Collected data

• • •

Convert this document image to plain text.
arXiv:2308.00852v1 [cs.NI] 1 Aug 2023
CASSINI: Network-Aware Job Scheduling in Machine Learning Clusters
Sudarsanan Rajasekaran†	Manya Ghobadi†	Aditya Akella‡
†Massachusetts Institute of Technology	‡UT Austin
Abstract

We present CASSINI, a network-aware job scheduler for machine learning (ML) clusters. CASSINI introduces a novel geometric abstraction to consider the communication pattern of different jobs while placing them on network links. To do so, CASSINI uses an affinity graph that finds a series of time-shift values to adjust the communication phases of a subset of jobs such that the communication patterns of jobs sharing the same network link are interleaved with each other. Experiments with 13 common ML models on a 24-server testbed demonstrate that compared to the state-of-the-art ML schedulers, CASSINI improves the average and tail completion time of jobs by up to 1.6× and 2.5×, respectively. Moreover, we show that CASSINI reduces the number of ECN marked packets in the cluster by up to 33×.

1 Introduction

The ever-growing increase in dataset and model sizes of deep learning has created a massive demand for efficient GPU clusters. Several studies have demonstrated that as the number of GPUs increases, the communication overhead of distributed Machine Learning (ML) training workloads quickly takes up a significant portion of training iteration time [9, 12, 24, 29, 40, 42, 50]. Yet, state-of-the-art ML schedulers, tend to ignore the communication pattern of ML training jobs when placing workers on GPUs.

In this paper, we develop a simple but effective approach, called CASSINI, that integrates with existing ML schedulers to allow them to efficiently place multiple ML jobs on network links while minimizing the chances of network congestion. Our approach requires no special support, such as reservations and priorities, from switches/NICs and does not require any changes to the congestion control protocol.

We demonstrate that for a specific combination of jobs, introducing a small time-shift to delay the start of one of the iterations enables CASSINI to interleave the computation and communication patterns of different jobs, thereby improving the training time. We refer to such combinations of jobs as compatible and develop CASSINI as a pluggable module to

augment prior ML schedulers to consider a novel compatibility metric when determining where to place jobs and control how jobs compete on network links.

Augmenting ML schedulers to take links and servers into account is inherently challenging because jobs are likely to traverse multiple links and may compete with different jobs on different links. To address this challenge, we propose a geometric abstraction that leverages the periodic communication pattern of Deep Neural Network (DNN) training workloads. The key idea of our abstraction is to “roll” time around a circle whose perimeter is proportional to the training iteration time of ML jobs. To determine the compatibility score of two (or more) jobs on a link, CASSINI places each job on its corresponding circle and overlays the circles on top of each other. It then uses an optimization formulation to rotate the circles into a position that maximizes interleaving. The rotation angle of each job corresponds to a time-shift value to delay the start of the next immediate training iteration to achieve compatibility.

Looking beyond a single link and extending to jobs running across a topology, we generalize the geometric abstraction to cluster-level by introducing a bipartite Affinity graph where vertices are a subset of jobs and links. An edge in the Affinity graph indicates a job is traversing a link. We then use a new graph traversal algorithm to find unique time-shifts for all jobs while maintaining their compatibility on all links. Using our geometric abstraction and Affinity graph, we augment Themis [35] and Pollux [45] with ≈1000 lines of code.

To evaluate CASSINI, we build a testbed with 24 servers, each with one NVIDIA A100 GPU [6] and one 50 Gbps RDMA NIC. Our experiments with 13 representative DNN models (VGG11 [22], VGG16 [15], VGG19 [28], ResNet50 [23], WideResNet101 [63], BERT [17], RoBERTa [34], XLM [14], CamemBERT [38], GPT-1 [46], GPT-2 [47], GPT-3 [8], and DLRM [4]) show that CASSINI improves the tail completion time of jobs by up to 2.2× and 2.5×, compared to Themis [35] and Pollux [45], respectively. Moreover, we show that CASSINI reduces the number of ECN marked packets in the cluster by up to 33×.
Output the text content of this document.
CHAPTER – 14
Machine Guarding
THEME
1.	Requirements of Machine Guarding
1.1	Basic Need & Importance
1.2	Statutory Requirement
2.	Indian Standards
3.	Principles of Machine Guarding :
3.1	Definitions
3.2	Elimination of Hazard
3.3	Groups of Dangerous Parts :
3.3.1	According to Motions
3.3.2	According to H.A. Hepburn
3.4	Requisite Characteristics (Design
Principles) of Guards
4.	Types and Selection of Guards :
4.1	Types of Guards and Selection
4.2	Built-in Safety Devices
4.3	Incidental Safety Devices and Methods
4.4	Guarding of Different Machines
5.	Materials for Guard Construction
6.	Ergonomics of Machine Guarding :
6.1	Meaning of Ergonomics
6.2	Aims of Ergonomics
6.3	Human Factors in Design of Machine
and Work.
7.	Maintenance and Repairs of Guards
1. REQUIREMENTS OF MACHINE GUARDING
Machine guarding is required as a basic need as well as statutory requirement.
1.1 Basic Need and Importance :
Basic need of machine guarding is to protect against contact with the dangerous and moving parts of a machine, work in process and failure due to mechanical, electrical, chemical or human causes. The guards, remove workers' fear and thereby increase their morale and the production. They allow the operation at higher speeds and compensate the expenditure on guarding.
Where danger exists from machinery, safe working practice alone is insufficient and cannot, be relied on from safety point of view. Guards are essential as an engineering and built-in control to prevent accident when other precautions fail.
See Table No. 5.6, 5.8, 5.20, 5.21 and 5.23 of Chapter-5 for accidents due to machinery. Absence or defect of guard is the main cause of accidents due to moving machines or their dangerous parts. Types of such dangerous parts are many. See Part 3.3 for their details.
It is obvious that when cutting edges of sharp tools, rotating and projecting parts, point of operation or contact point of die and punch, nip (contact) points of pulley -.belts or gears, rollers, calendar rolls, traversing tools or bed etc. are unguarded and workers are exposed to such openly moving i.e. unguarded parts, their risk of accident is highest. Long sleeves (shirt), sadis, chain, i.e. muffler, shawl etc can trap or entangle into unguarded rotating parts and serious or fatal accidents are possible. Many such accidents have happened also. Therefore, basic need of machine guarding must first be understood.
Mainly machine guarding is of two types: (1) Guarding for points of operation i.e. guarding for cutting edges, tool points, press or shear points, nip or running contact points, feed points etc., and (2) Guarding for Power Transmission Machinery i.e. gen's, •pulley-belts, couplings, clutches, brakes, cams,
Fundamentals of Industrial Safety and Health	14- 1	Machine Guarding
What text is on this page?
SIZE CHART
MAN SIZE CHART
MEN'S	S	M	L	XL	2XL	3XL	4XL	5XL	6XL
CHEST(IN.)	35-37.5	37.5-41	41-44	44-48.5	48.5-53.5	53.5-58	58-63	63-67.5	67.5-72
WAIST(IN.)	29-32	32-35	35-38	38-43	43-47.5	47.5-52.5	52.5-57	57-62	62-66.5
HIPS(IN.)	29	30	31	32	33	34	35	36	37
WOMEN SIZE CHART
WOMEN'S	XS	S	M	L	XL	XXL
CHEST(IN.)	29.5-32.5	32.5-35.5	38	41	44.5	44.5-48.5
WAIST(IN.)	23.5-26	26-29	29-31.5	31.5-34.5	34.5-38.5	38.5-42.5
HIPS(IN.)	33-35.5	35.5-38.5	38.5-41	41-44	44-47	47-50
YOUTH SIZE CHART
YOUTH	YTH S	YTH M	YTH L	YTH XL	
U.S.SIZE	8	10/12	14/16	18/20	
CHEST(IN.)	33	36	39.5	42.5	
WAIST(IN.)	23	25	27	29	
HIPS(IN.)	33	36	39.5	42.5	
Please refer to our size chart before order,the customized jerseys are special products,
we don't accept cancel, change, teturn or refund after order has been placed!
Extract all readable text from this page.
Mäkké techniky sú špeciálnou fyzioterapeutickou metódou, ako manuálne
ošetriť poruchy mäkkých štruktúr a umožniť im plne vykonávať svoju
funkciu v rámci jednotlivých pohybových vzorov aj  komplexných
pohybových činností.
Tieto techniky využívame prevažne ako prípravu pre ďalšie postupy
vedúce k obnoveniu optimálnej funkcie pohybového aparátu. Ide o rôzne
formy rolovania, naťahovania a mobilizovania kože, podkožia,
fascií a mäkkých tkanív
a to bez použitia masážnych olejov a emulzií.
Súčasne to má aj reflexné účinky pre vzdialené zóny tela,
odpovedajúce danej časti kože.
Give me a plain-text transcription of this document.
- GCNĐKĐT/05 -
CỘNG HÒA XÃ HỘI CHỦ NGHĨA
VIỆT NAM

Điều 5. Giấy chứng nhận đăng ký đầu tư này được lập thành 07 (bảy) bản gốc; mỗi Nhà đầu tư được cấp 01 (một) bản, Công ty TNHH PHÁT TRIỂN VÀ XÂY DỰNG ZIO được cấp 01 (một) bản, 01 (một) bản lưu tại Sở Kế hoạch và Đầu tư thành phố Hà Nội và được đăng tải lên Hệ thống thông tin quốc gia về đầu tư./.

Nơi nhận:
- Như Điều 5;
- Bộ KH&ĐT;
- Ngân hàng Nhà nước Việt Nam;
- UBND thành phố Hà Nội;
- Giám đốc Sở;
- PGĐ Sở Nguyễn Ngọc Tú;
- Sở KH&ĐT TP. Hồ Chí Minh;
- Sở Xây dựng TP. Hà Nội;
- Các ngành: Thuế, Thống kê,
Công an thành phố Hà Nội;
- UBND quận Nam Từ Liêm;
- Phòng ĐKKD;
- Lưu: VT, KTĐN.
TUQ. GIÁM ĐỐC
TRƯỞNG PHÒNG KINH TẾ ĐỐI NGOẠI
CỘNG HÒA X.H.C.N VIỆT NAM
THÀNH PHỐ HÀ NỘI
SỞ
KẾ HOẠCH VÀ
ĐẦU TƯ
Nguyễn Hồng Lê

• • •

### DESCRIPTION OF THE TASK
Every line that holds the word "Design" should be extracted.

### EXERCISE RESPONSE
3.4	Requisite Characteristics (Design
6.3	Human Factors in Design of Machine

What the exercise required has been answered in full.